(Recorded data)
>> Begin
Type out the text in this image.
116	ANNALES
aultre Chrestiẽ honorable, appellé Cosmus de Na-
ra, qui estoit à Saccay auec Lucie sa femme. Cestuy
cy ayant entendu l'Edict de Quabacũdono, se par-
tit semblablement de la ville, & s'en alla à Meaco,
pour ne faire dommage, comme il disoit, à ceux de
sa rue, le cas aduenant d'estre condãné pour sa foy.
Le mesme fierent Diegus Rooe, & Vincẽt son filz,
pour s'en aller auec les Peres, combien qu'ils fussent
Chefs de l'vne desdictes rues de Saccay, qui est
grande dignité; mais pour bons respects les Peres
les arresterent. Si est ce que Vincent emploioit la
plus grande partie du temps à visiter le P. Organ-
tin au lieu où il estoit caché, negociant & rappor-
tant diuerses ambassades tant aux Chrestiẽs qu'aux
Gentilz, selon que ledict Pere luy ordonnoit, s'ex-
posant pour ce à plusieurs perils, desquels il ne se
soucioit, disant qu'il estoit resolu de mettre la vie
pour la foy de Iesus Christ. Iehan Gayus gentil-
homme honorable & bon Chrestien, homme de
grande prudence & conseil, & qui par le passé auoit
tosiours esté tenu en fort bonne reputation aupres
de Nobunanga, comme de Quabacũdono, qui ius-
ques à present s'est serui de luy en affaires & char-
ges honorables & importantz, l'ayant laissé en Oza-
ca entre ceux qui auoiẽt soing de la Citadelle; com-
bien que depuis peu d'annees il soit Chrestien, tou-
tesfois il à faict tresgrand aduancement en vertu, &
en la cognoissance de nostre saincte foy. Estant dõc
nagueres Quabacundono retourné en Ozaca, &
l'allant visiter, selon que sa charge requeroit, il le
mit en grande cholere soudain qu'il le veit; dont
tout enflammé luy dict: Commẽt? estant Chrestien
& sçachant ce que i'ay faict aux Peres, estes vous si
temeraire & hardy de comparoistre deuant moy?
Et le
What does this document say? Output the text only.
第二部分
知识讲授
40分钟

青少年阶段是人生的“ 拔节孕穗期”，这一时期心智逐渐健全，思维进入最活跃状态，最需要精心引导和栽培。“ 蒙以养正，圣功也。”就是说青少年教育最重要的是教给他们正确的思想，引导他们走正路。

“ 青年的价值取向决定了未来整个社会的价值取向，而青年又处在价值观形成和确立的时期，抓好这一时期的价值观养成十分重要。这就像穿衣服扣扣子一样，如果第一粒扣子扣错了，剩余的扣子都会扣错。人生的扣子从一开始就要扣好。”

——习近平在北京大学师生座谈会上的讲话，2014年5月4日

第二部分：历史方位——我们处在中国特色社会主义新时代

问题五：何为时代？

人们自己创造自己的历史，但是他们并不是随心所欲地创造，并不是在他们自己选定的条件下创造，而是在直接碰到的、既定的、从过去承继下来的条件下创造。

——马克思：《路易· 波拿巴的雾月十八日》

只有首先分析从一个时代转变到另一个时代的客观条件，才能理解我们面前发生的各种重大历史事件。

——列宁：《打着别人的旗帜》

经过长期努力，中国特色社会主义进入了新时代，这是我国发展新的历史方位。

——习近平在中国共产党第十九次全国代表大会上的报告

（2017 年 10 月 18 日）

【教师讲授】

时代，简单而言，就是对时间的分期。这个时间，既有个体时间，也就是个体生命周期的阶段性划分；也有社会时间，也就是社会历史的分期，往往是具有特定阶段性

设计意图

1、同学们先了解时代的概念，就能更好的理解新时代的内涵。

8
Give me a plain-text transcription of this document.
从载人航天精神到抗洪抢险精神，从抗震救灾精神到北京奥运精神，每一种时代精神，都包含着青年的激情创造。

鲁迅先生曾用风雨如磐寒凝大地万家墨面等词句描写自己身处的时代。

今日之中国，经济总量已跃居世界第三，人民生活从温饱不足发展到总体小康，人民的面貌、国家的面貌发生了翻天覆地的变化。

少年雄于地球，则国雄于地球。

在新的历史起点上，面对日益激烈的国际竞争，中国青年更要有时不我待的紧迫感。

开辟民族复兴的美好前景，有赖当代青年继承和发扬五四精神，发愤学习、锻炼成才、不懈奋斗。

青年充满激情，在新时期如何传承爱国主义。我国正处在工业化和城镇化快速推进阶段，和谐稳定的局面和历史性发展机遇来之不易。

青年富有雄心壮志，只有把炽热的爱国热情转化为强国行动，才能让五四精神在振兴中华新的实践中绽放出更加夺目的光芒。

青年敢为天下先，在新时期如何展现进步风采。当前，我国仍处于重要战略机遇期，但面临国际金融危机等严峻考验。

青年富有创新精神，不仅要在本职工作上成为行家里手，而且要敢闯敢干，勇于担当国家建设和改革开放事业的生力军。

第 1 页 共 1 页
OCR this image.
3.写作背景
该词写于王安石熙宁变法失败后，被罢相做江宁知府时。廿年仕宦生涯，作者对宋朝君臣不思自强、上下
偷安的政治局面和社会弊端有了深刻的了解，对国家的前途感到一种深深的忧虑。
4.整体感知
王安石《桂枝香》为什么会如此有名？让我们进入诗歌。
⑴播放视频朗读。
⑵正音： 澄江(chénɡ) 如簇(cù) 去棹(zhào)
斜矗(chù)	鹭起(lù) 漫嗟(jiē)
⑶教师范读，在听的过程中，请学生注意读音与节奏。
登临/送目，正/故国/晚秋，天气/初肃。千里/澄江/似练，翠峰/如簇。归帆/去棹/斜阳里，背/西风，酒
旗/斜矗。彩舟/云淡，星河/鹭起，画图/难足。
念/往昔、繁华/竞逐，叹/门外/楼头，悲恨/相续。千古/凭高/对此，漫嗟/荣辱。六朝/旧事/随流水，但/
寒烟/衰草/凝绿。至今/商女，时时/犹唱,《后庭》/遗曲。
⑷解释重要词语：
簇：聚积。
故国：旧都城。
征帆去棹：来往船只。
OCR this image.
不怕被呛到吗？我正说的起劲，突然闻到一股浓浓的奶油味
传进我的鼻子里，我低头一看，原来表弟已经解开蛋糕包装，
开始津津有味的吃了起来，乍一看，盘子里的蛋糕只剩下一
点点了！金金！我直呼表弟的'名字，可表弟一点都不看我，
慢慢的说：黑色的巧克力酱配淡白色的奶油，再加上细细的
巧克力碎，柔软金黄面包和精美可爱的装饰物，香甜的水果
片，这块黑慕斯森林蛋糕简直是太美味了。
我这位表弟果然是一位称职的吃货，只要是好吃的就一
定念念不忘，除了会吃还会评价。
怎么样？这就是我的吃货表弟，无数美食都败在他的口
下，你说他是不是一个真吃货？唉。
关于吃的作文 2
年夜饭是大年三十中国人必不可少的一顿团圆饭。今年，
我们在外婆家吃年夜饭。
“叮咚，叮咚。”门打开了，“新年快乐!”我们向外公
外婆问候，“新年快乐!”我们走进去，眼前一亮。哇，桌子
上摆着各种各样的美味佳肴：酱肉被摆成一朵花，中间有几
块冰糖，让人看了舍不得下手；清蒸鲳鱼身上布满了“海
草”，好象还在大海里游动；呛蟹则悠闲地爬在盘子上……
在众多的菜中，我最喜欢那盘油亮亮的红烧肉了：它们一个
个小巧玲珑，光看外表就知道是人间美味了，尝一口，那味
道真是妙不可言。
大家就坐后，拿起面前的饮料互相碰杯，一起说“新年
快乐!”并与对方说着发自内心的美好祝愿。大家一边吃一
>> End
• _What needs to be done_: Transcribe the material above word for word.

• _Reply to the task_:
Type out the text in this image.
116	ANNALES
aultre Chrestiẽ honorable, appellé Cosmus de Na-
ra, qui estoit à Saccay auec Lucie sa femme. Cestuy
cy ayant entendu l'Edict de Quabacũdono, se par-
tit semblablement de la ville, & s'en alla à Meaco,
pour ne faire dommage, comme il disoit, à ceux de
sa rue, le cas aduenant d'estre condãné pour sa foy.
Le mesme fierent Diegus Rooe, & Vincẽt son filz,
pour s'en aller auec les Peres, combien qu'ils fussent
Chefs de l'vne desdictes rues de Saccay, qui est
grande dignité; mais pour bons respects les Peres
les arresterent. Si est ce que Vincent emploioit la
plus grande partie du temps à visiter le P. Organ-
tin au lieu où il estoit caché, negociant & rappor-
tant diuerses ambassades tant aux Chrestiẽs qu'aux
Gentilz, selon que ledict Pere luy ordonnoit, s'ex-
posant pour ce à plusieurs perils, desquels il ne se
soucioit, disant qu'il estoit resolu de mettre la vie
pour la foy de Iesus Christ. Iehan Gayus gentil-
homme honorable & bon Chrestien, homme de
grande prudence & conseil, & qui par le passé auoit
tosiours esté tenu en fort bonne reputation aupres
de Nobunanga, comme de Quabacũdono, qui ius-
ques à present s'est serui de luy en affaires & char-
ges honorables & importantz, l'ayant laissé en Oza-
ca entre ceux qui auoiẽt soing de la Citadelle; com-
bien que depuis peu d'annees il soit Chrestien, tou-
tesfois il à faict tresgrand aduancement en vertu, &
en la cognoissance de nostre saincte foy. Estant dõc
nagueres Quabacundono retourné en Ozaca, &
l'allant visiter, selon que sa charge requeroit, il le
mit en grande cholere soudain qu'il le veit; dont
tout enflammé luy dict: Commẽt? estant Chrestien
& sçachant ce que i'ay faict aux Peres, estes vous si
temeraire & hardy de comparoistre deuant moy?
Et le
What does this document say? Output the text only.
第二部分
知识讲授
40分钟

青少年阶段是人生的“ 拔节孕穗期”，这一时期心智逐渐健全，思维进入最活跃状态，最需要精心引导和栽培。“ 蒙以养正，圣功也。”就是说青少年教育最重要的是教给他们正确的思想，引导他们走正路。

“ 青年的价值取向决定了未来整个社会的价值取向，而青年又处在价值观形成和确立的时期，抓好这一时期的价值观养成十分重要。这就像穿衣服扣扣子一样，如果第一粒扣子扣错了，剩余的扣子都会扣错。人生的扣子从一开始就要扣好。”

——习近平在北京大学师生座谈会上的讲话，2014年5月4日

第二部分：历史方位——我们处在中国特色社会主义新时代

问题五：何为时代？

人们自己创造自己的历史，但是他们并不是随心所欲地创造，并不是在他们自己选定的条件下创造，而是在直接碰到的、既定的、从过去承继下来的条件下创造。

——马克思：《路易· 波拿巴的雾月十八日》

只有首先分析从一个时代转变到另一个时代的客观条件，才能理解我们面前发生的各种重大历史事件。

——列宁：《打着别人的旗帜》

经过长期努力，中国特色社会主义进入了新时代，这是我国发展新的历史方位。

——习近平在中国共产党第十九次全国代表大会上的报告

（2017 年 10 月 18 日）

【教师讲授】

时代，简单而言，就是对时间的分期。这个时间，既有个体时间，也就是个体生命周期的阶段性划分；也有社会时间，也就是社会历史的分期，往往是具有特定阶段性

设计意图

1、同学们先了解时代的概念，就能更好的理解新时代的内涵。

8
Give me a plain-text transcription of this document.
从载人航天精神到抗洪抢险精神，从抗震救灾精神到北京奥运精神，每一种时代精神，都包含着青年的激情创造。

鲁迅先生曾用风雨如磐寒凝大地万家墨面等词句描写自己身处的时代。

今日之中国，经济总量已跃居世界第三，人民生活从温饱不足发展到总体小康，人民的面貌、国家的面貌发生了翻天覆地的变化。

少年雄于地球，则国雄于地球。

在新的历史起点上，面对日益激烈的国际竞争，中国青年更要有时不我待的紧迫感。

开辟民族复兴的美好前景，有赖当代青年继承和发扬五四精神，发愤学习、锻炼成才、不懈奋斗。

青年充满激情，在新时期如何传承爱国主义。我国正处在工业化和城镇化快速推进阶段，和谐稳定的局面和历史性发展机遇来之不易。

青年富有雄心壮志，只有把炽热的爱国热情转化为强国行动，才能让五四精神在振兴中华新的实践中绽放出更加夺目的光芒。

青年敢为天下先，在新时期如何展现进步风采。当前，我国仍处于重要战略机遇期，但面临国际金融危机等严峻考验。

青年富有创新精神，不仅要在本职工作上成为行家里手，而且要敢闯敢干，勇于担当国家建设和改革开放事业的生力军。

第 1 页 共 1 页
OCR this image.
3.写作背景
该词写于王安石熙宁变法失败后，被罢相做江宁知府时。廿年仕宦生涯，作者对宋朝君臣不思自强、上下
偷安的政治局面和社会弊端有了深刻的了解，对国家的前途感到一种深深的忧虑。
4.整体感知
王安石《桂枝香》为什么会如此有名？让我们进入诗歌。
⑴播放视频朗读。
⑵正音： 澄江(chénɡ) 如簇(cù) 去棹(zhào)
斜矗(chù)	鹭起(lù) 漫嗟(jiē)
⑶教师范读，在听的过程中，请学生注意读音与节奏。
登临/送目，正/故国/晚秋，天气/初肃。千里/澄江/似练，翠峰/如簇。归帆/去棹/斜阳里，背/西风，酒
旗/斜矗。彩舟/云淡，星河/鹭起，画图/难足。
念/往昔、繁华/竞逐，叹/门外/楼头，悲恨/相续。千古/凭高/对此，漫嗟/荣辱。六朝/旧事/随流水，但/
寒烟/衰草/凝绿。至今/商女，时时/犹唱,《后庭》/遗曲。
⑷解释重要词语：
簇：聚积。
故国：旧都城。
征帆去棹：来往船只。
OCR this image.
不怕被呛到吗？我正说的起劲，突然闻到一股浓浓的奶油味
传进我的鼻子里，我低头一看，原来表弟已经解开蛋糕包装，
开始津津有味的吃了起来，乍一看，盘子里的蛋糕只剩下一
点点了！金金！我直呼表弟的'名字，可表弟一点都不看我，
慢慢的说：黑色的巧克力酱配淡白色的奶油，再加上细细的
巧克力碎，柔软金黄面包和精美可爱的装饰物，香甜的水果
片，这块黑慕斯森林蛋糕简直是太美味了。
我这位表弟果然是一位称职的吃货，只要是好吃的就一
定念念不忘，除了会吃还会评价。
怎么样？这就是我的吃货表弟，无数美食都败在他的口
下，你说他是不是一个真吃货？唉。
关于吃的作文 2
年夜饭是大年三十中国人必不可少的一顿团圆饭。今年，
我们在外婆家吃年夜饭。
“叮咚，叮咚。”门打开了，“新年快乐!”我们向外公
外婆问候，“新年快乐!”我们走进去，眼前一亮。哇，桌子
上摆着各种各样的美味佳肴：酱肉被摆成一朵花，中间有几
块冰糖，让人看了舍不得下手；清蒸鲳鱼身上布满了“海
草”，好象还在大海里游动；呛蟹则悠闲地爬在盘子上……
在众多的菜中，我最喜欢那盘油亮亮的红烧肉了：它们一个
个小巧玲珑，光看外表就知道是人间美味了，尝一口，那味
道真是妙不可言。
大家就坐后，拿起面前的饮料互相碰杯，一起说“新年
快乐!”并与对方说着发自内心的美好祝愿。大家一边吃一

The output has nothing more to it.